» Requirements
Repeat the data below exactly, dropping any pictures it holds.

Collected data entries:
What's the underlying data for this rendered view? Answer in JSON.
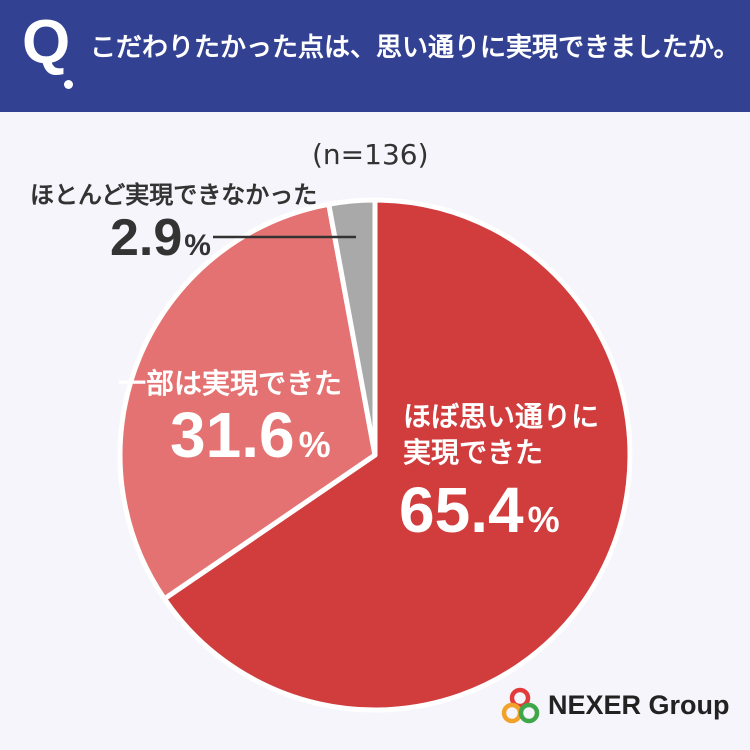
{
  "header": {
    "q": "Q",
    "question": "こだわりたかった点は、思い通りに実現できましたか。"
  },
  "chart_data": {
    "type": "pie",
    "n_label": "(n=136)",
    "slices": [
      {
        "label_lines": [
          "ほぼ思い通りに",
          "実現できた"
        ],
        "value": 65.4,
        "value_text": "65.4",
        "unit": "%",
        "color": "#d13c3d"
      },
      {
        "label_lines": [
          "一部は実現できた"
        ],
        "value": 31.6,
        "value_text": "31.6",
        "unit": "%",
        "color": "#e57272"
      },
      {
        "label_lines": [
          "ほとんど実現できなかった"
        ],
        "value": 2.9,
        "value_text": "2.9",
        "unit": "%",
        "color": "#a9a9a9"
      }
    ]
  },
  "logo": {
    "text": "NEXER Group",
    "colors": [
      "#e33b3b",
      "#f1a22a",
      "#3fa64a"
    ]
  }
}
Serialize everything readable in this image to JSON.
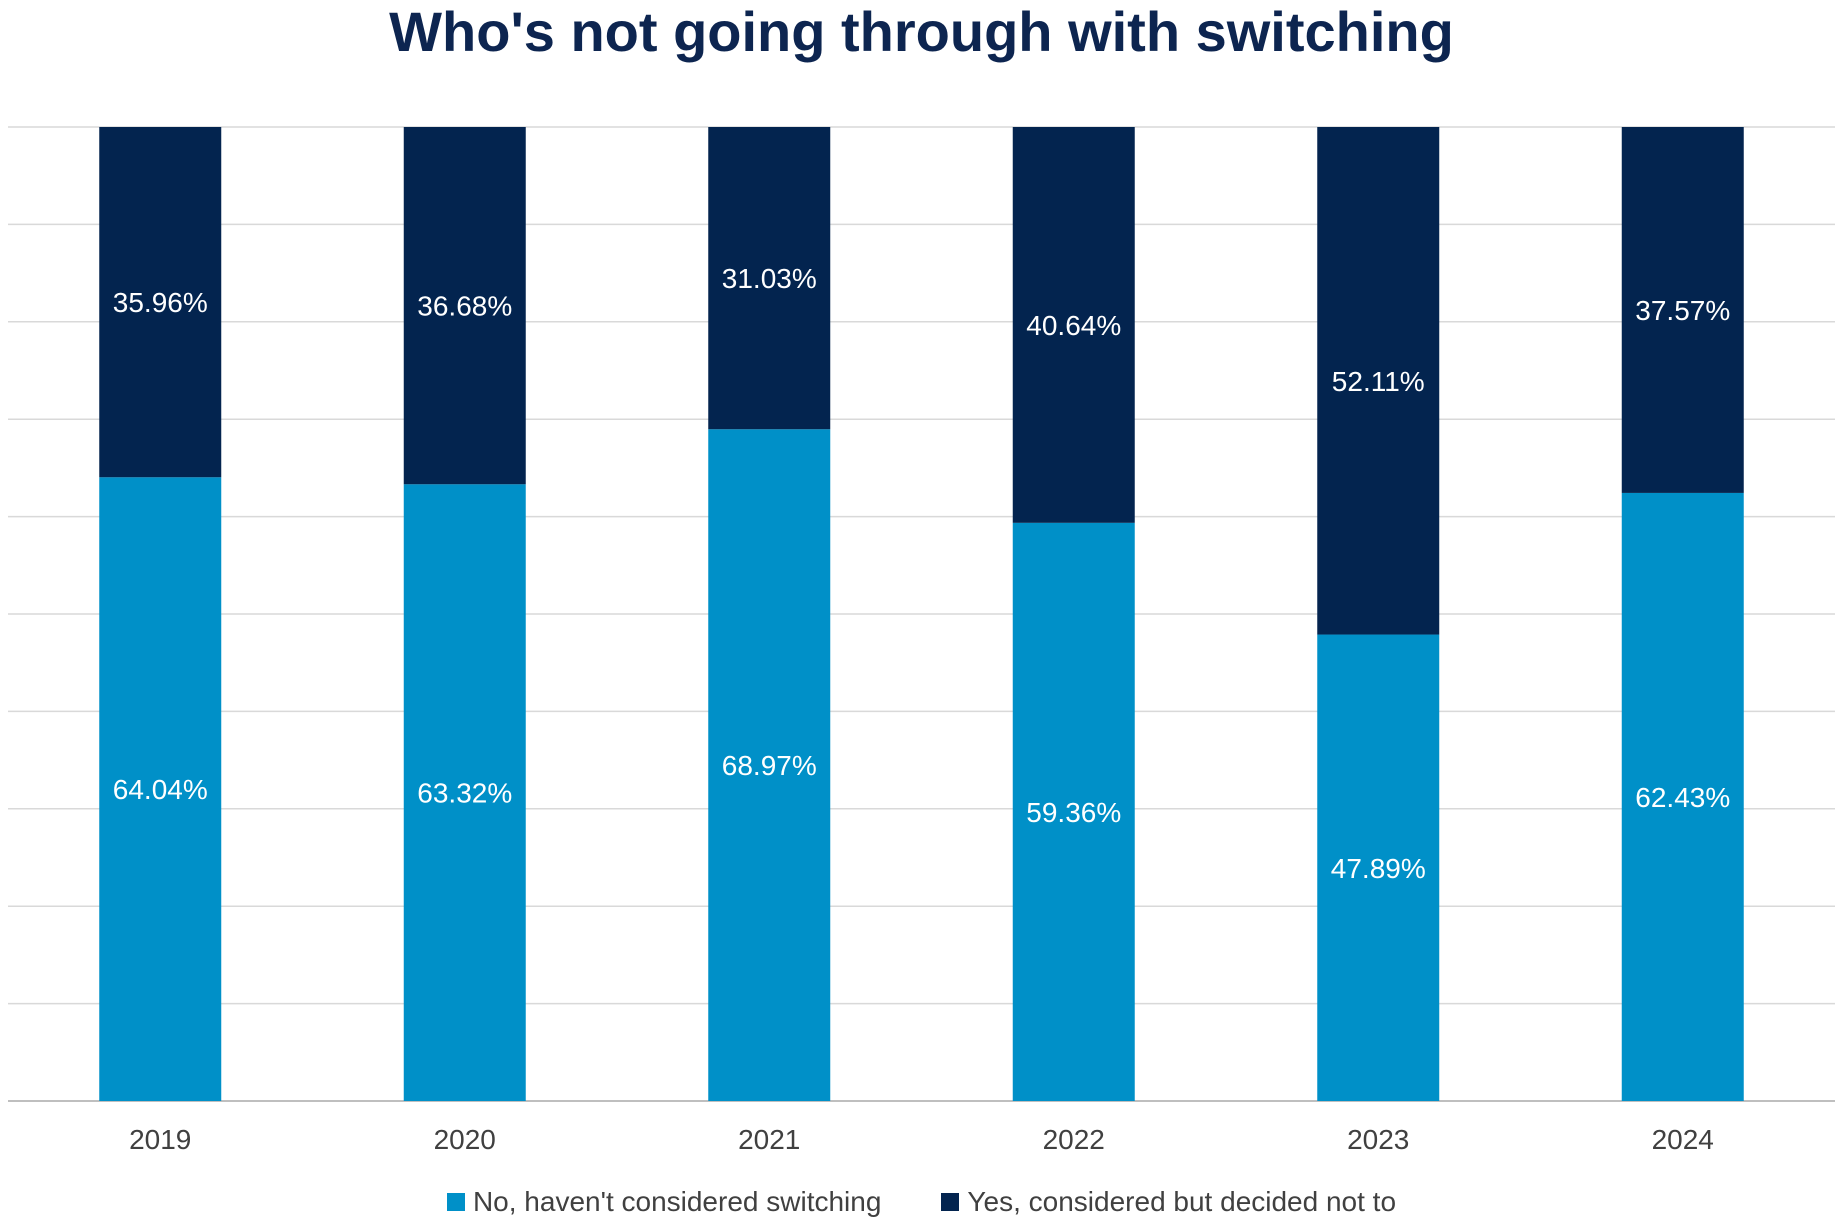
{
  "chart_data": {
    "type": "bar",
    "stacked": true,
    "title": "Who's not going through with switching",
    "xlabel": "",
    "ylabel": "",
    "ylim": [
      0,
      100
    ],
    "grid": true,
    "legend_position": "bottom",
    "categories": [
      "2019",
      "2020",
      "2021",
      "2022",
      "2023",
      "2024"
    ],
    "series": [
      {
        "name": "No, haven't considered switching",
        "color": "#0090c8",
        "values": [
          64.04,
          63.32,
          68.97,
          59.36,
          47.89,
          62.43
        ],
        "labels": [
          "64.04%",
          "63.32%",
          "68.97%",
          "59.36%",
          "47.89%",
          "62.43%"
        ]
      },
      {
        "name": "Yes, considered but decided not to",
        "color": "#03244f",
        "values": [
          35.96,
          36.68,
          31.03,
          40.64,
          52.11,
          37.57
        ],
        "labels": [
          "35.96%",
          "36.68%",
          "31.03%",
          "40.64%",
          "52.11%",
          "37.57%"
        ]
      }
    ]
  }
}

» Exercise result
What's the underlying data for this rendered view? Answer in JSON.
{
  "header": {
    "q": "Q",
    "question": "こだわりたかった点は、思い通りに実現できましたか。"
  },
  "chart_data": {
    "type": "pie",
    "n_label": "(n=136)",
    "slices": [
      {
        "label_lines": [
          "ほぼ思い通りに",
          "実現できた"
        ],
        "value": 65.4,
        "value_text": "65.4",
        "unit": "%",
        "color": "#d13c3d"
      },
      {
        "label_lines": [
          "一部は実現できた"
        ],
        "value": 31.6,
        "value_text": "31.6",
        "unit": "%",
        "color": "#e57272"
      },
      {
        "label_lines": [
          "ほとんど実現できなかった"
        ],
        "value": 2.9,
        "value_text": "2.9",
        "unit": "%",
        "color": "#a9a9a9"
      }
    ]
  },
  "logo": {
    "text": "NEXER Group",
    "colors": [
      "#e33b3b",
      "#f1a22a",
      "#3fa64a"
    ]
  }
}
Serialize everything readable in this image to JSON.
{
  "chart_data": {
    "type": "bar",
    "stacked": true,
    "title": "Who's not going through with switching",
    "xlabel": "",
    "ylabel": "",
    "ylim": [
      0,
      100
    ],
    "grid": true,
    "legend_position": "bottom",
    "categories": [
      "2019",
      "2020",
      "2021",
      "2022",
      "2023",
      "2024"
    ],
    "series": [
      {
        "name": "No, haven't considered switching",
        "color": "#0090c8",
        "values": [
          64.04,
          63.32,
          68.97,
          59.36,
          47.89,
          62.43
        ],
        "labels": [
          "64.04%",
          "63.32%",
          "68.97%",
          "59.36%",
          "47.89%",
          "62.43%"
        ]
      },
      {
        "name": "Yes, considered but decided not to",
        "color": "#03244f",
        "values": [
          35.96,
          36.68,
          31.03,
          40.64,
          52.11,
          37.57
        ],
        "labels": [
          "35.96%",
          "36.68%",
          "31.03%",
          "40.64%",
          "52.11%",
          "37.57%"
        ]
      }
    ]
  }
}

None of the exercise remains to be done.